Rows showing where each element sits:
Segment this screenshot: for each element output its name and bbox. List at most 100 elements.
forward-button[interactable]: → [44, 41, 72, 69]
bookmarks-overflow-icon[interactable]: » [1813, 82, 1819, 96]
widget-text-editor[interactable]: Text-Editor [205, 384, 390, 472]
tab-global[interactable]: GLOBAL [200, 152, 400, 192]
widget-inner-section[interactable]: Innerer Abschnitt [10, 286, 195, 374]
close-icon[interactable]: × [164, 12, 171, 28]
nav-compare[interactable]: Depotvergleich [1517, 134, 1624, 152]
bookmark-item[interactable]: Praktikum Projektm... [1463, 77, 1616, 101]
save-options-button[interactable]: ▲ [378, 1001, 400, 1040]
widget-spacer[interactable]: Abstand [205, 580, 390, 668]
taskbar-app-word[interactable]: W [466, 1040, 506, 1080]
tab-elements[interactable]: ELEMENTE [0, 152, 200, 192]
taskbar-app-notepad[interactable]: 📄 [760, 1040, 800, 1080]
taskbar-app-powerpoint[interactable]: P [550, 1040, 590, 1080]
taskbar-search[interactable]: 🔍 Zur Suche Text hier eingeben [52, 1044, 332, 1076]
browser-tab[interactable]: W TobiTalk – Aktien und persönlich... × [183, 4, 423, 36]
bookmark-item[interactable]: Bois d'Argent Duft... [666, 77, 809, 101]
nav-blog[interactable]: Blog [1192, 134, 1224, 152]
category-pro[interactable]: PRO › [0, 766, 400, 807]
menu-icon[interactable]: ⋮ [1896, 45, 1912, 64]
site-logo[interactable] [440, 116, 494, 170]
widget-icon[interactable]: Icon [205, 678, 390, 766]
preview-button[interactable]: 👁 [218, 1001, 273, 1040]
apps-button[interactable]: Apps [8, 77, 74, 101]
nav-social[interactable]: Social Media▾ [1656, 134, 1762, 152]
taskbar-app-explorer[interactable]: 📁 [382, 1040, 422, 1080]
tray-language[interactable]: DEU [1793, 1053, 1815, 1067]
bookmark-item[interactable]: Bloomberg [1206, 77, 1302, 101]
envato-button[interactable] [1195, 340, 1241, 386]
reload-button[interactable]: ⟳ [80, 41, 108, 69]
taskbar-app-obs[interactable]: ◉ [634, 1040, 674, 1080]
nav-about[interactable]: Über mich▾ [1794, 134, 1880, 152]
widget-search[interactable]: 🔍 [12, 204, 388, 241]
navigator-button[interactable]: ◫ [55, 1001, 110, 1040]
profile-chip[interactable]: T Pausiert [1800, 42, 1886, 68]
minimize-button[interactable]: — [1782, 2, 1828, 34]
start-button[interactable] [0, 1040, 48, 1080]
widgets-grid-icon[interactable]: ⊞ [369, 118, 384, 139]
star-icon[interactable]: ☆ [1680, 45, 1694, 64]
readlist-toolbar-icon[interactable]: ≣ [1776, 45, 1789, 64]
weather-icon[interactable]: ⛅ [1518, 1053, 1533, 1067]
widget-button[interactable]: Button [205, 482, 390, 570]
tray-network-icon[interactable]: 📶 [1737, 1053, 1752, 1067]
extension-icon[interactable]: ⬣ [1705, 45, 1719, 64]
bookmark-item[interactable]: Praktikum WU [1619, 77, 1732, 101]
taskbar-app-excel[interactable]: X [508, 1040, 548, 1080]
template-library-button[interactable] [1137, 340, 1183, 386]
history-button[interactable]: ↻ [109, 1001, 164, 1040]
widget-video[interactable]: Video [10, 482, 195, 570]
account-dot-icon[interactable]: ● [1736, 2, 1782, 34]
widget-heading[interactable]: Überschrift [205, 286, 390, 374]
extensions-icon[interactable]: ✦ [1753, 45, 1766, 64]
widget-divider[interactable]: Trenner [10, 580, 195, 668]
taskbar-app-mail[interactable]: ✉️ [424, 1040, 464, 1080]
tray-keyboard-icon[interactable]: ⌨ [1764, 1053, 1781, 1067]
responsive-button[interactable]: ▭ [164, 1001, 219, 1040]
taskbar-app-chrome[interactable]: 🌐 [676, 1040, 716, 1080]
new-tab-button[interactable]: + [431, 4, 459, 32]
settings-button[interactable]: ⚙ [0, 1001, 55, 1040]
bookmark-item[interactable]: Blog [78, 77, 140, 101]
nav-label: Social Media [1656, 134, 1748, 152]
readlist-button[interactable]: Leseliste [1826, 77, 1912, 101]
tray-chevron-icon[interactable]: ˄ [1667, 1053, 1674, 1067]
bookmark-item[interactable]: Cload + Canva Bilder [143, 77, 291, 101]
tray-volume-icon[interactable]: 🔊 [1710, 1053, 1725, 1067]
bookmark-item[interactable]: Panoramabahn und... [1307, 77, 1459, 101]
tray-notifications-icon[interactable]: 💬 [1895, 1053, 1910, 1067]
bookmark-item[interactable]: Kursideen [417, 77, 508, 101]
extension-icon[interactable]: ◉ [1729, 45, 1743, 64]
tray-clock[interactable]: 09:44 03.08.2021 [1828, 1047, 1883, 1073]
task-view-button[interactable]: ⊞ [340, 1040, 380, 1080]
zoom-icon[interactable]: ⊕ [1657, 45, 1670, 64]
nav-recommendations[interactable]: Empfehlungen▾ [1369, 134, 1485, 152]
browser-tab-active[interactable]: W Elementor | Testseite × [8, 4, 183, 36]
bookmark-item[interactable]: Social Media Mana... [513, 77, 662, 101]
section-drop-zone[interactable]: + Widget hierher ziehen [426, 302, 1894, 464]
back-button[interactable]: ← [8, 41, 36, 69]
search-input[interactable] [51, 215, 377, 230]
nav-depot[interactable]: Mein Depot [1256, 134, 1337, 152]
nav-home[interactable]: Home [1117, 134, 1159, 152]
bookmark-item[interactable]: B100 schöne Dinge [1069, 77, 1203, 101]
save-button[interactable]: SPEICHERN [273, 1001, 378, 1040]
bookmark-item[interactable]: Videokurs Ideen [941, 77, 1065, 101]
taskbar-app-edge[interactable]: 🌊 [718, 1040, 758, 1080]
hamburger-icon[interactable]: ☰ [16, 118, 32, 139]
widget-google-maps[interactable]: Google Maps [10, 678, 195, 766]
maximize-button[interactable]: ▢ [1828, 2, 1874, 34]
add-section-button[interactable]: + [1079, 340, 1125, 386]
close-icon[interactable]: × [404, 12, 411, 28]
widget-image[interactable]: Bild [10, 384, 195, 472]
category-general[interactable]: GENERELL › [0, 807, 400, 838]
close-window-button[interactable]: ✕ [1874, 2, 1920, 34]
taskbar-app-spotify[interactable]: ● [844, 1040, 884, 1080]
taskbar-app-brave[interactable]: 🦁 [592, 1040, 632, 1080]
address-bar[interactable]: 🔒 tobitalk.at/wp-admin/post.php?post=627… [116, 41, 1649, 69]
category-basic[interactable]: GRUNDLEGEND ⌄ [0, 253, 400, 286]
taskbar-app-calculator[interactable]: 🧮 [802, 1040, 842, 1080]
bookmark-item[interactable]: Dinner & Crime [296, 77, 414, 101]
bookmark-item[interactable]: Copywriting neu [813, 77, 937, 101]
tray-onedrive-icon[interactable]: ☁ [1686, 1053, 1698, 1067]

▶ Goal
Output every row above verbatim, in the same order.

▶ Full response
Segment this screenshot: for each element output its name and bbox. List at most 100 elements.
forward-button[interactable]: → [44, 41, 72, 69]
bookmarks-overflow-icon[interactable]: » [1813, 82, 1819, 96]
widget-text-editor[interactable]: Text-Editor [205, 384, 390, 472]
tab-global[interactable]: GLOBAL [200, 152, 400, 192]
widget-inner-section[interactable]: Innerer Abschnitt [10, 286, 195, 374]
close-icon[interactable]: × [164, 12, 171, 28]
nav-compare[interactable]: Depotvergleich [1517, 134, 1624, 152]
bookmark-item[interactable]: Praktikum Projektm... [1463, 77, 1616, 101]
save-options-button[interactable]: ▲ [378, 1001, 400, 1040]
widget-spacer[interactable]: Abstand [205, 580, 390, 668]
taskbar-app-word[interactable]: W [466, 1040, 506, 1080]
tab-elements[interactable]: ELEMENTE [0, 152, 200, 192]
taskbar-app-notepad[interactable]: 📄 [760, 1040, 800, 1080]
taskbar-app-powerpoint[interactable]: P [550, 1040, 590, 1080]
taskbar-search[interactable]: 🔍 Zur Suche Text hier eingeben [52, 1044, 332, 1076]
browser-tab[interactable]: W TobiTalk – Aktien und persönlich... × [183, 4, 423, 36]
bookmark-item[interactable]: Bois d'Argent Duft... [666, 77, 809, 101]
nav-blog[interactable]: Blog [1192, 134, 1224, 152]
category-pro[interactable]: PRO › [0, 766, 400, 807]
menu-icon[interactable]: ⋮ [1896, 45, 1912, 64]
site-logo[interactable] [440, 116, 494, 170]
widget-icon[interactable]: Icon [205, 678, 390, 766]
preview-button[interactable]: 👁 [218, 1001, 273, 1040]
apps-button[interactable]: Apps [8, 77, 74, 101]
nav-social[interactable]: Social Media▾ [1656, 134, 1762, 152]
taskbar-app-explorer[interactable]: 📁 [382, 1040, 422, 1080]
tray-language[interactable]: DEU [1793, 1053, 1815, 1067]
bookmark-item[interactable]: Bloomberg [1206, 77, 1302, 101]
envato-button[interactable] [1195, 340, 1241, 386]
reload-button[interactable]: ⟳ [80, 41, 108, 69]
taskbar-app-obs[interactable]: ◉ [634, 1040, 674, 1080]
nav-about[interactable]: Über mich▾ [1794, 134, 1880, 152]
widget-search[interactable]: 🔍 [12, 204, 388, 241]
navigator-button[interactable]: ◫ [55, 1001, 110, 1040]
profile-chip[interactable]: T Pausiert [1800, 42, 1886, 68]
minimize-button[interactable]: — [1782, 2, 1828, 34]
start-button[interactable] [0, 1040, 48, 1080]
widgets-grid-icon[interactable]: ⊞ [369, 118, 384, 139]
star-icon[interactable]: ☆ [1680, 45, 1694, 64]
readlist-toolbar-icon[interactable]: ≣ [1776, 45, 1789, 64]
weather-icon[interactable]: ⛅ [1518, 1053, 1533, 1067]
widget-button[interactable]: Button [205, 482, 390, 570]
tray-network-icon[interactable]: 📶 [1737, 1053, 1752, 1067]
extension-icon[interactable]: ⬣ [1705, 45, 1719, 64]
bookmark-item[interactable]: Praktikum WU [1619, 77, 1732, 101]
taskbar-app-excel[interactable]: X [508, 1040, 548, 1080]
template-library-button[interactable] [1137, 340, 1183, 386]
history-button[interactable]: ↻ [109, 1001, 164, 1040]
widget-video[interactable]: Video [10, 482, 195, 570]
account-dot-icon[interactable]: ● [1736, 2, 1782, 34]
widget-heading[interactable]: Überschrift [205, 286, 390, 374]
extensions-icon[interactable]: ✦ [1753, 45, 1766, 64]
widget-divider[interactable]: Trenner [10, 580, 195, 668]
taskbar-app-mail[interactable]: ✉️ [424, 1040, 464, 1080]
tray-keyboard-icon[interactable]: ⌨ [1764, 1053, 1781, 1067]
responsive-button[interactable]: ▭ [164, 1001, 219, 1040]
taskbar-app-chrome[interactable]: 🌐 [676, 1040, 716, 1080]
new-tab-button[interactable]: + [431, 4, 459, 32]
settings-button[interactable]: ⚙ [0, 1001, 55, 1040]
bookmark-item[interactable]: Blog [78, 77, 140, 101]
nav-label: Social Media [1656, 134, 1748, 152]
readlist-button[interactable]: Leseliste [1826, 77, 1912, 101]
tray-chevron-icon[interactable]: ˄ [1667, 1053, 1674, 1067]
bookmark-item[interactable]: Cload + Canva Bilder [143, 77, 291, 101]
tray-volume-icon[interactable]: 🔊 [1710, 1053, 1725, 1067]
bookmark-item[interactable]: Panoramabahn und... [1307, 77, 1459, 101]
tray-notifications-icon[interactable]: 💬 [1895, 1053, 1910, 1067]
bookmark-item[interactable]: Kursideen [417, 77, 508, 101]
extension-icon[interactable]: ◉ [1729, 45, 1743, 64]
tray-clock[interactable]: 09:44 03.08.2021 [1828, 1047, 1883, 1073]
task-view-button[interactable]: ⊞ [340, 1040, 380, 1080]
zoom-icon[interactable]: ⊕ [1657, 45, 1670, 64]
nav-recommendations[interactable]: Empfehlungen▾ [1369, 134, 1485, 152]
browser-tab-active[interactable]: W Elementor | Testseite × [8, 4, 183, 36]
bookmark-item[interactable]: Social Media Mana... [513, 77, 662, 101]
section-drop-zone[interactable]: + Widget hierher ziehen [426, 302, 1894, 464]
back-button[interactable]: ← [8, 41, 36, 69]
search-input[interactable] [51, 215, 377, 230]
nav-depot[interactable]: Mein Depot [1256, 134, 1337, 152]
nav-home[interactable]: Home [1117, 134, 1159, 152]
bookmark-item[interactable]: B100 schöne Dinge [1069, 77, 1203, 101]
save-button[interactable]: SPEICHERN [273, 1001, 378, 1040]
bookmark-item[interactable]: Videokurs Ideen [941, 77, 1065, 101]
taskbar-app-edge[interactable]: 🌊 [718, 1040, 758, 1080]
hamburger-icon[interactable]: ☰ [16, 118, 32, 139]
widget-google-maps[interactable]: Google Maps [10, 678, 195, 766]
maximize-button[interactable]: ▢ [1828, 2, 1874, 34]
add-section-button[interactable]: + [1079, 340, 1125, 386]
close-icon[interactable]: × [404, 12, 411, 28]
widget-image[interactable]: Bild [10, 384, 195, 472]
category-general[interactable]: GENERELL › [0, 807, 400, 838]
close-window-button[interactable]: ✕ [1874, 2, 1920, 34]
taskbar-app-spotify[interactable]: ● [844, 1040, 884, 1080]
taskbar-app-brave[interactable]: 🦁 [592, 1040, 632, 1080]
address-bar[interactable]: 🔒 tobitalk.at/wp-admin/post.php?post=627… [116, 41, 1649, 69]
category-basic[interactable]: GRUNDLEGEND ⌄ [0, 253, 400, 286]
taskbar-app-calculator[interactable]: 🧮 [802, 1040, 842, 1080]
bookmark-item[interactable]: Dinner & Crime [296, 77, 414, 101]
bookmark-item[interactable]: Copywriting neu [813, 77, 937, 101]
tray-onedrive-icon[interactable]: ☁ [1686, 1053, 1698, 1067]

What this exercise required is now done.